STATED EXERCISE: Can you rename "Description with numbered items" to "Description with reference numerals" throughout the records below, keep everything else the same, and leave the pictures out?

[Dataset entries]
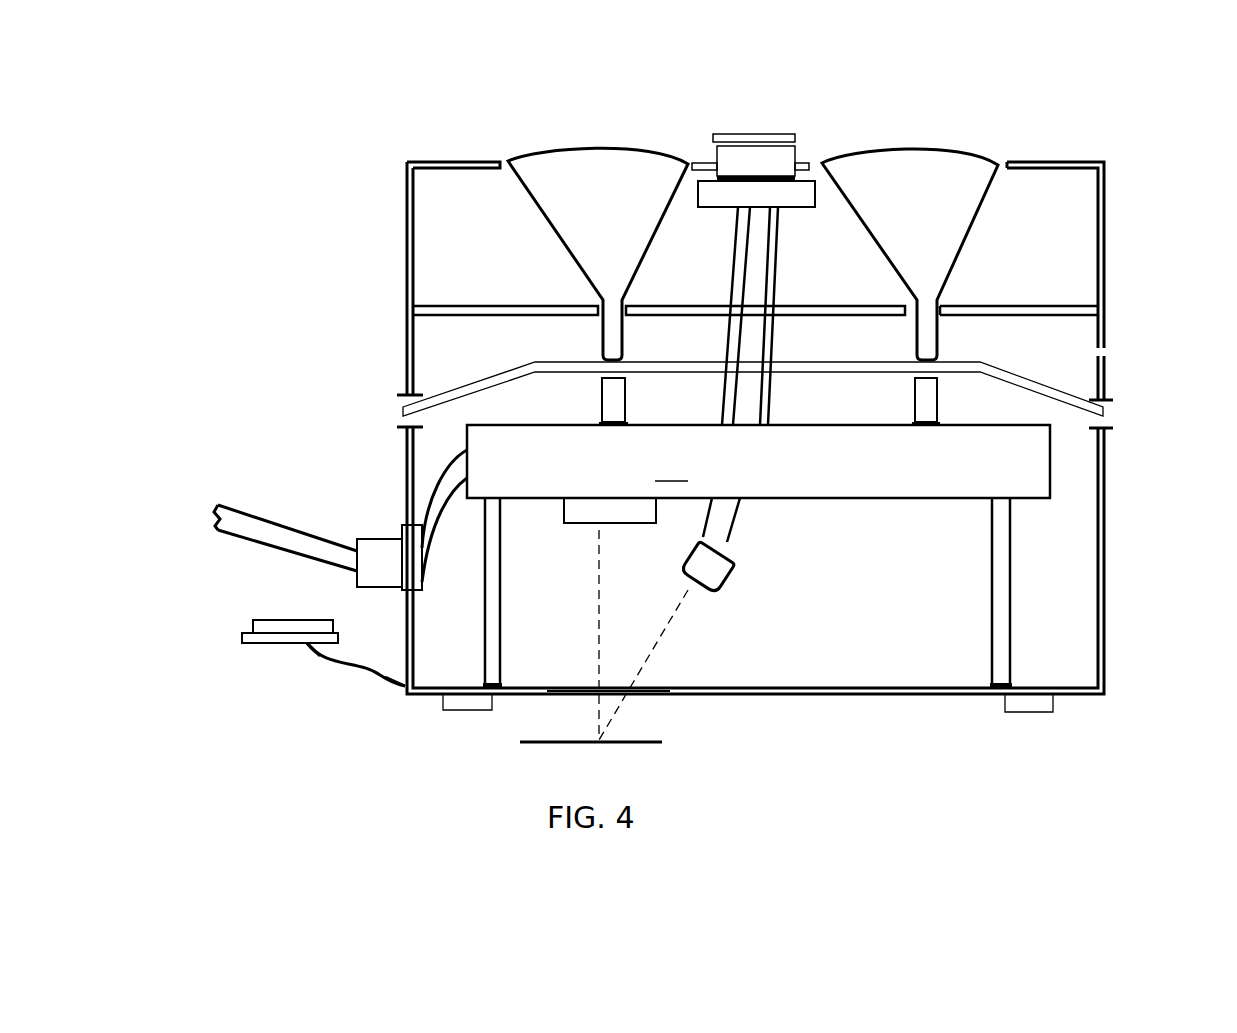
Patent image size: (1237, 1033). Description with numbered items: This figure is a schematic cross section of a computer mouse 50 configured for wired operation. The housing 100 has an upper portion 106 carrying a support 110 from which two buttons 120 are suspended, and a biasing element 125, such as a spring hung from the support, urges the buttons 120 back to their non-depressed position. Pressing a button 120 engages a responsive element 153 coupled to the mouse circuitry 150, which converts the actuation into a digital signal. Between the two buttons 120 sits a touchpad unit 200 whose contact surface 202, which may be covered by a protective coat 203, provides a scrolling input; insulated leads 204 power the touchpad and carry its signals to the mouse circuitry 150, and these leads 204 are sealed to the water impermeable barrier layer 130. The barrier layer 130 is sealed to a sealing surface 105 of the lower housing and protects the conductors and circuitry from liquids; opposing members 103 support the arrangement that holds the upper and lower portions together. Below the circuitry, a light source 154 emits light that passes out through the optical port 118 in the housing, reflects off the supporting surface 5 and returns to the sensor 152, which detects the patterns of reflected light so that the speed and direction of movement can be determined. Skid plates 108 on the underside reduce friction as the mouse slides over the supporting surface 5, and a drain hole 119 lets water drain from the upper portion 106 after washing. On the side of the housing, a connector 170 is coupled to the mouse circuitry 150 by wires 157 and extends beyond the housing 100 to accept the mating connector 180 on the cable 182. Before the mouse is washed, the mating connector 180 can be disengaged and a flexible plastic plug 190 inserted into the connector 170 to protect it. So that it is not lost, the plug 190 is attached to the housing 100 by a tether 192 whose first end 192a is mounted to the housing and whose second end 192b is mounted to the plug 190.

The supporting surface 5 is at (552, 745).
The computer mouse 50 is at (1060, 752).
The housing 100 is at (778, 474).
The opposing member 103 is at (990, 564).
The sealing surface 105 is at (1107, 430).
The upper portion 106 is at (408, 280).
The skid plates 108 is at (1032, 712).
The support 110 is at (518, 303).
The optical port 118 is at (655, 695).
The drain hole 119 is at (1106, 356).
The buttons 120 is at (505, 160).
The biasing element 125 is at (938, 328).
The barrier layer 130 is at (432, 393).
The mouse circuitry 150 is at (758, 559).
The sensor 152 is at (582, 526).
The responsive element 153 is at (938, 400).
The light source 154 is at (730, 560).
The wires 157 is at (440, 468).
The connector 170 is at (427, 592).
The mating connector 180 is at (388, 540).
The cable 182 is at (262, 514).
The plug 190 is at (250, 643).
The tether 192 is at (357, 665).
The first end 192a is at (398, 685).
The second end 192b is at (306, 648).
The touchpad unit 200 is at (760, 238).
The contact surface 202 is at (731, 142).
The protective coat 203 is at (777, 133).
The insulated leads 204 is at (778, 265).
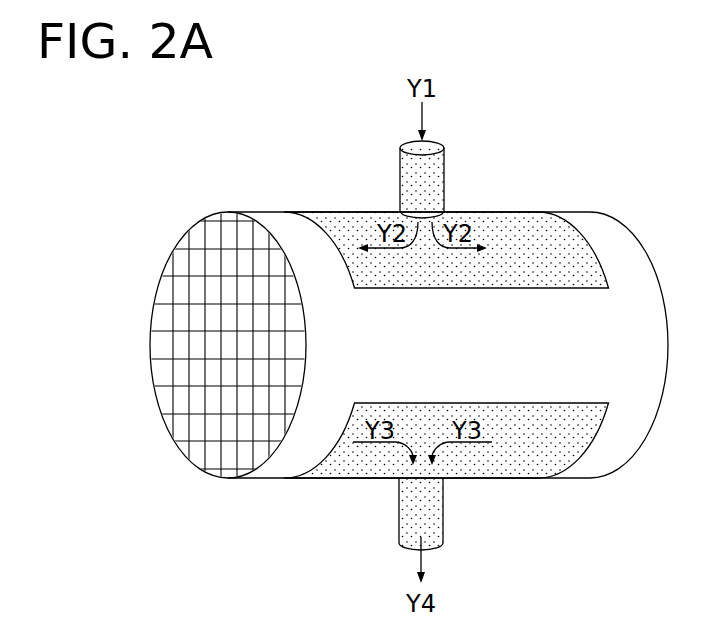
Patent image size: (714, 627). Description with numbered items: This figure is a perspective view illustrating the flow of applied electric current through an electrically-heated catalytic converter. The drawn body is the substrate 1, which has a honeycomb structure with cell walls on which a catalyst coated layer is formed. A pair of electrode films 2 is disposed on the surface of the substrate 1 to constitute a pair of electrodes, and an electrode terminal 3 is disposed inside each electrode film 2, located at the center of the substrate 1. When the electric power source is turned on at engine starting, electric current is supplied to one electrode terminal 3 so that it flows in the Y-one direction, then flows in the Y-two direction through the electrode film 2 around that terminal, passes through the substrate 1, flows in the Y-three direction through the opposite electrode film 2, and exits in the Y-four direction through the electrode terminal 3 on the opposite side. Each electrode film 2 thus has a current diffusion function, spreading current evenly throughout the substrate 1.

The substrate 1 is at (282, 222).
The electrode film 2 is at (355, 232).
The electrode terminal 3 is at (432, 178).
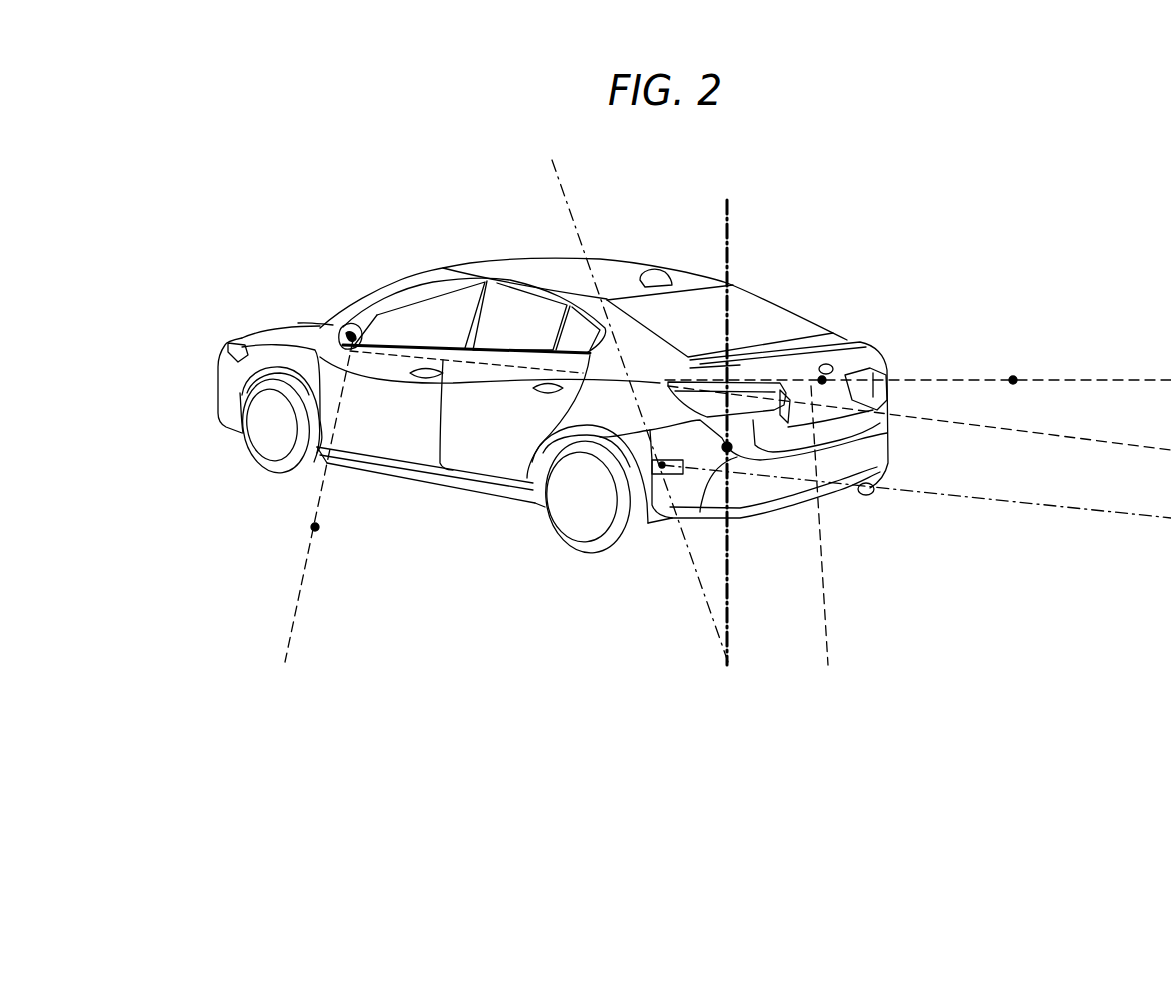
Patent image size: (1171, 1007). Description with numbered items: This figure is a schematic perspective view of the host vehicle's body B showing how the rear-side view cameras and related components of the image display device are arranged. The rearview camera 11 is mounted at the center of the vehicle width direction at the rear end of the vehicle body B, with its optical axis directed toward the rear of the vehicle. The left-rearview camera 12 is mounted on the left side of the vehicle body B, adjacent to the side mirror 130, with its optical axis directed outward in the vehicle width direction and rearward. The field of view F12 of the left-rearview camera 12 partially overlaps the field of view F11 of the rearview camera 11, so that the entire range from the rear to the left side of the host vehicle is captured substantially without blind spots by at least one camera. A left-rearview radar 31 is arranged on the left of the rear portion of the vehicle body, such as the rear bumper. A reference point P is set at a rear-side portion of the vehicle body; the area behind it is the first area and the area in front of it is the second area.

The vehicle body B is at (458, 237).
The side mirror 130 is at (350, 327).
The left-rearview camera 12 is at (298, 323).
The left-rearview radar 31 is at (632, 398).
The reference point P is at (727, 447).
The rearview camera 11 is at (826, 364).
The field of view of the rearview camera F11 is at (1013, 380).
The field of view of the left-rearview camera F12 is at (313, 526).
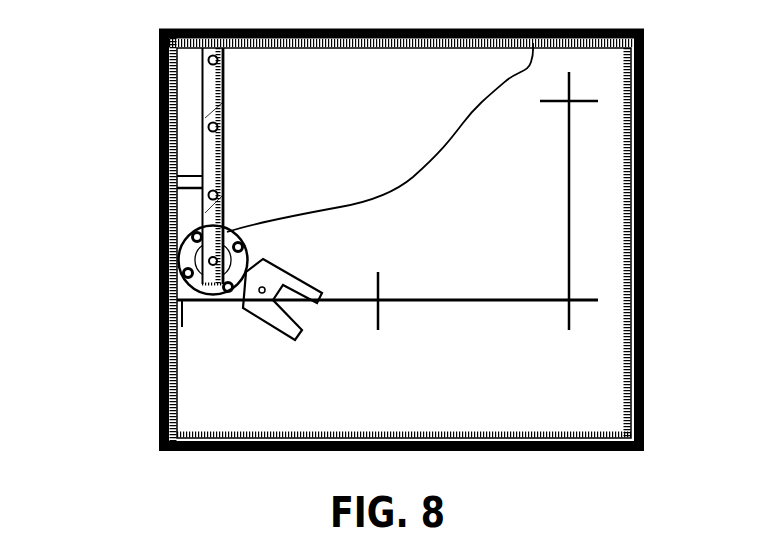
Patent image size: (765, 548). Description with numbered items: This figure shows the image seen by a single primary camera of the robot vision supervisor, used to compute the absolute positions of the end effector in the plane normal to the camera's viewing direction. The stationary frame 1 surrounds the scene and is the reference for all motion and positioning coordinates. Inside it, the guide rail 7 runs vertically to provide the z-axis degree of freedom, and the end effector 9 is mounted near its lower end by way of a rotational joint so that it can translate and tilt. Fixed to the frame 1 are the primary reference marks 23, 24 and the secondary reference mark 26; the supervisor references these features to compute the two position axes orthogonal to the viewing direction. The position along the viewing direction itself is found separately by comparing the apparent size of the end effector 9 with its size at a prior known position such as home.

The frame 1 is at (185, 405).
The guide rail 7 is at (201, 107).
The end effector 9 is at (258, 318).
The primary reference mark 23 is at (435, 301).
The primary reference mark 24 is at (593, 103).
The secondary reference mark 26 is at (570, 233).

WRITTEN RESPONSE:
Patent image size: (1237, 1033). Description with reference numerals: This figure is a schematic cross section of a computer mouse 50 configured for wired operation. The housing 100 has an upper portion 106 carrying a support 110 from which two buttons 120 are suspended, and a biasing element 125, such as a spring hung from the support, urges the buttons 120 back to their non-depressed position. Pressing a button 120 engages a responsive element 153 coupled to the mouse circuitry 150, which converts the actuation into a digital signal. Between the two buttons 120 sits a touchpad unit 200 whose contact surface 202, which may be covered by a protective coat 203, provides a scrolling input; insulated leads 204 power the touchpad and carry its signals to the mouse circuitry 150, and these leads 204 are sealed to the water impermeable barrier layer 130. The barrier layer 130 is sealed to a sealing surface 105 of the lower housing and protects the conductors and circuitry from liquids; opposing members 103 support the arrangement that holds the upper and lower portions together. Below the circuitry, a light source 154 emits light that passes out through the optical port 118 in the housing, reflects off the supporting surface 5 and returns to the sensor 152, which detects the patterns of reflected light so that the speed and direction of movement can be determined. Skid plates 108 on the underside reduce friction as the mouse slides over the supporting surface 5, and a drain hole 119 lets water drain from the upper portion 106 after washing. On the side of the housing, a connector 170 is coupled to the mouse circuitry 150 by wires 157 and extends beyond the housing 100 to accept the mating connector 180 on the cable 182. Before the mouse is washed, the mating connector 180 can be disengaged and a flexible plastic plug 190 inserted into the connector 170 to protect it. So that it is not lost, the plug 190 is attached to the housing 100 by a tether 192 whose first end 192a is mounted to the housing and whose second end 192b is mounted to the plug 190.

The supporting surface 5 is at (552, 745).
The computer mouse 50 is at (1060, 752).
The housing 100 is at (778, 474).
The opposing member 103 is at (990, 564).
The sealing surface 105 is at (1107, 430).
The upper portion 106 is at (408, 280).
The skid plates 108 is at (1032, 712).
The support 110 is at (518, 303).
The optical port 118 is at (655, 695).
The drain hole 119 is at (1106, 356).
The buttons 120 is at (505, 160).
The biasing element 125 is at (938, 328).
The barrier layer 130 is at (432, 393).
The mouse circuitry 150 is at (758, 559).
The sensor 152 is at (582, 526).
The responsive element 153 is at (938, 400).
The light source 154 is at (730, 560).
The wires 157 is at (440, 468).
The connector 170 is at (427, 592).
The mating connector 180 is at (388, 540).
The cable 182 is at (262, 514).
The plug 190 is at (250, 643).
The tether 192 is at (357, 665).
The first end 192a is at (398, 685).
The second end 192b is at (306, 648).
The touchpad unit 200 is at (760, 238).
The contact surface 202 is at (731, 142).
The protective coat 203 is at (777, 133).
The insulated leads 204 is at (778, 265).
Patent image size: (714, 627). Description with reference numerals: This figure is a perspective view illustrating the flow of applied electric current through an electrically-heated catalytic converter. The drawn body is the substrate 1, which has a honeycomb structure with cell walls on which a catalyst coated layer is formed. A pair of electrode films 2 is disposed on the surface of the substrate 1 to constitute a pair of electrodes, and an electrode terminal 3 is disposed inside each electrode film 2, located at the center of the substrate 1. When the electric power source is turned on at engine starting, electric current is supplied to one electrode terminal 3 so that it flows in the Y-one direction, then flows in the Y-two direction through the electrode film 2 around that terminal, passes through the substrate 1, flows in the Y-three direction through the opposite electrode film 2, and exits in the Y-four direction through the electrode terminal 3 on the opposite side. Each electrode film 2 thus has a current diffusion function, spreading current evenly throughout the substrate 1.

The substrate 1 is at (282, 222).
The electrode film 2 is at (355, 232).
The electrode terminal 3 is at (432, 178).
Patent image size: (1171, 1007). Description with reference numerals: This figure is a schematic perspective view of the host vehicle's body B showing how the rear-side view cameras and related components of the image display device are arranged. The rearview camera 11 is mounted at the center of the vehicle width direction at the rear end of the vehicle body B, with its optical axis directed toward the rear of the vehicle. The left-rearview camera 12 is mounted on the left side of the vehicle body B, adjacent to the side mirror 130, with its optical axis directed outward in the vehicle width direction and rearward. The field of view F12 of the left-rearview camera 12 partially overlaps the field of view F11 of the rearview camera 11, so that the entire range from the rear to the left side of the host vehicle is captured substantially without blind spots by at least one camera. A left-rearview radar 31 is arranged on the left of the rear portion of the vehicle body, such as the rear bumper. A reference point P is set at a rear-side portion of the vehicle body; the area behind it is the first area and the area in front of it is the second area.

The vehicle body B is at (458, 237).
The side mirror 130 is at (350, 327).
The left-rearview camera 12 is at (298, 323).
The left-rearview radar 31 is at (632, 398).
The reference point P is at (727, 447).
The rearview camera 11 is at (826, 364).
The field of view of the rearview camera F11 is at (1013, 380).
The field of view of the left-rearview camera F12 is at (313, 526).
Patent image size: (765, 548). Description with reference numerals: This figure shows the image seen by a single primary camera of the robot vision supervisor, used to compute the absolute positions of the end effector in the plane normal to the camera's viewing direction. The stationary frame 1 surrounds the scene and is the reference for all motion and positioning coordinates. Inside it, the guide rail 7 runs vertically to provide the z-axis degree of freedom, and the end effector 9 is mounted near its lower end by way of a rotational joint so that it can translate and tilt. Fixed to the frame 1 are the primary reference marks 23, 24 and the secondary reference mark 26; the supervisor references these features to compute the two position axes orthogonal to the viewing direction. The position along the viewing direction itself is found separately by comparing the apparent size of the end effector 9 with its size at a prior known position such as home.

The frame 1 is at (185, 405).
The guide rail 7 is at (201, 107).
The end effector 9 is at (258, 318).
The primary reference mark 23 is at (435, 301).
The primary reference mark 24 is at (593, 103).
The secondary reference mark 26 is at (570, 233).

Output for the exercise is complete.